Scan each line of the records for the word "JSON" and extract the ones that have it.
──────── Input records
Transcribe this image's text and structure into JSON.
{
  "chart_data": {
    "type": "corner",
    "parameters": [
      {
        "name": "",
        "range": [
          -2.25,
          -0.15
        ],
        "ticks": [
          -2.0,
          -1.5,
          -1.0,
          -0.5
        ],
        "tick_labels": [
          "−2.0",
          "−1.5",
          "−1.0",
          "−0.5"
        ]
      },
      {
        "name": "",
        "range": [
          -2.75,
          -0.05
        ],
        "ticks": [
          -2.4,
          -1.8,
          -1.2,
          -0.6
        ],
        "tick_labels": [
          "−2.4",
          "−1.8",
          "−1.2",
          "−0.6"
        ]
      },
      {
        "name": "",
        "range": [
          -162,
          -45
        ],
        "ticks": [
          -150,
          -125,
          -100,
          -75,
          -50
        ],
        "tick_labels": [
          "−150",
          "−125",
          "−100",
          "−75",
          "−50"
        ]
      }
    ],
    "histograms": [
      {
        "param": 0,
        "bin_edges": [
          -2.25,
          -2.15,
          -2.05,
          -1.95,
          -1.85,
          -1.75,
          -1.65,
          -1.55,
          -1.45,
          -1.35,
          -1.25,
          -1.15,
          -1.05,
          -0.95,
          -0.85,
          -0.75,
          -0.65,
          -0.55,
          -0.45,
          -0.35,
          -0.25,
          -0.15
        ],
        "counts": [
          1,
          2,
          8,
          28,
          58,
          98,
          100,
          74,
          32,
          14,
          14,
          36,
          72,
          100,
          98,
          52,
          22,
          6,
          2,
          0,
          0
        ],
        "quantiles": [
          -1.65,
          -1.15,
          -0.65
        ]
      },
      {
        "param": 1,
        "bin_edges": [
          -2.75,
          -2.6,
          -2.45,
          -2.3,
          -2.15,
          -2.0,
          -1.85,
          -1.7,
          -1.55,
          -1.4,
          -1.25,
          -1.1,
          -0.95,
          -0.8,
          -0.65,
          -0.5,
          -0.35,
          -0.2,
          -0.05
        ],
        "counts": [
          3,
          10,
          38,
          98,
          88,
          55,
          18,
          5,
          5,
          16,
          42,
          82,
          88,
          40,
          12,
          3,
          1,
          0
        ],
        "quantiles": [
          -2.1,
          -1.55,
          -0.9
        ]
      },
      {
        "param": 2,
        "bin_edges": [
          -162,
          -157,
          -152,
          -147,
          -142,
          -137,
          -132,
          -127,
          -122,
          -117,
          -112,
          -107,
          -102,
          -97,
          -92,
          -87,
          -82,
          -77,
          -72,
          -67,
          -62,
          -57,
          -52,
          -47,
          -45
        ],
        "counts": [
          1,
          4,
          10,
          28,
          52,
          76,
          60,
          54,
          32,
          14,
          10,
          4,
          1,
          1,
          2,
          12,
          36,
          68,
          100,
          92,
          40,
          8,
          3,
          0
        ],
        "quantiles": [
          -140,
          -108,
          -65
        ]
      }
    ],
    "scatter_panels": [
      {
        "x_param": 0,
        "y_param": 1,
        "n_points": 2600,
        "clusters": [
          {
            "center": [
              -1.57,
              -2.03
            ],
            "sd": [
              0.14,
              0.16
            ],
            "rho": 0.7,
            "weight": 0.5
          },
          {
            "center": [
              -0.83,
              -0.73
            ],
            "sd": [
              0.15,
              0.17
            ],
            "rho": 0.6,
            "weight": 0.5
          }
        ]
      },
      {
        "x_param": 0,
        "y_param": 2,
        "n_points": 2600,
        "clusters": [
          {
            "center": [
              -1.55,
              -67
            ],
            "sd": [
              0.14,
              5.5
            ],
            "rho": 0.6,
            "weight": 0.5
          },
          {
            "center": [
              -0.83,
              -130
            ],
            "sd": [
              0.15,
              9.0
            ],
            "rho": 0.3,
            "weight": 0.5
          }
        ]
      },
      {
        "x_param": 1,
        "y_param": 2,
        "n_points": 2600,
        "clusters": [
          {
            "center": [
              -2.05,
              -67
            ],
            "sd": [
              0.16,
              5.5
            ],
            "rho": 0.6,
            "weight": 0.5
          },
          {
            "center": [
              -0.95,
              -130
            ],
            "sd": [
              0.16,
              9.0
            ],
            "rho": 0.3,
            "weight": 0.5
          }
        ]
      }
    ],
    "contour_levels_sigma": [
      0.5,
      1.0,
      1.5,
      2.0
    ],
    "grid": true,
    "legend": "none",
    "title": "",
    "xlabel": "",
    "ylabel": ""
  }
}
────────────────
──────── Input records
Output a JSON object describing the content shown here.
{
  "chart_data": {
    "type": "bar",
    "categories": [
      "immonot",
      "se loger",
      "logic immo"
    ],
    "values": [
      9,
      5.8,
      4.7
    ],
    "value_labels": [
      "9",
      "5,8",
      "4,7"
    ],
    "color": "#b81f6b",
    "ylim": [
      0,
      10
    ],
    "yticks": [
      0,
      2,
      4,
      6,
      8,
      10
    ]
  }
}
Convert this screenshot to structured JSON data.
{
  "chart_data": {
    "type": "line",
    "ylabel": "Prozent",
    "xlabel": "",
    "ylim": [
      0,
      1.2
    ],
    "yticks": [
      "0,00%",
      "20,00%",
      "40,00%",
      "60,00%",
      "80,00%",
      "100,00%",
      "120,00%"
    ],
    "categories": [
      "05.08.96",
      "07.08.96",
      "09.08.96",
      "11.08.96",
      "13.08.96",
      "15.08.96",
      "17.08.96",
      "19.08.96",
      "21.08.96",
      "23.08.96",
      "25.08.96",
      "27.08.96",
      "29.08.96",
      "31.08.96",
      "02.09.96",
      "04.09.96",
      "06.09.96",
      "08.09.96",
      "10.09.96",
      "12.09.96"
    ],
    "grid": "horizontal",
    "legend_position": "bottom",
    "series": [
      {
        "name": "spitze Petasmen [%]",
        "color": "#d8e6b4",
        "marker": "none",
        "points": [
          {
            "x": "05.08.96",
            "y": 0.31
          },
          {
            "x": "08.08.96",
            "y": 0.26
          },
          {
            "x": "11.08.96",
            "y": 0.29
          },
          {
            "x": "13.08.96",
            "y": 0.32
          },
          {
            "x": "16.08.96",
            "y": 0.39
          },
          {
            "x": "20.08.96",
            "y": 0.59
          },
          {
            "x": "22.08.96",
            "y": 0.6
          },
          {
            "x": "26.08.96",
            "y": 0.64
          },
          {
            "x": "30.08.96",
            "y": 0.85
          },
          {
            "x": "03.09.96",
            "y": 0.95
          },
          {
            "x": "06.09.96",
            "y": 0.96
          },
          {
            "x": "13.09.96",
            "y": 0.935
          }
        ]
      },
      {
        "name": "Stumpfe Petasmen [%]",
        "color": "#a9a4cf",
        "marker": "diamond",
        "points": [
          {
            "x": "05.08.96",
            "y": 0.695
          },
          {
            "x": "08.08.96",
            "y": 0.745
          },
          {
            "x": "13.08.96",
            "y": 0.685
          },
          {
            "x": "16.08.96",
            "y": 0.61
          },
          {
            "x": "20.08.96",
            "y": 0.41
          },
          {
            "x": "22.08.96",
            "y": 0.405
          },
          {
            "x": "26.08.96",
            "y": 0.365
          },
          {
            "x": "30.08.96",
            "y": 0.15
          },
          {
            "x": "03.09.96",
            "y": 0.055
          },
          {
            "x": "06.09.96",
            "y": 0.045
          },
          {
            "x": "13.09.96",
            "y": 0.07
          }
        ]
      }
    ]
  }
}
────────────────
(Exercise result):
Transcribe this image's text and structure into JSON.
Output a JSON object describing the content shown here.
Convert this screenshot to structured JSON data.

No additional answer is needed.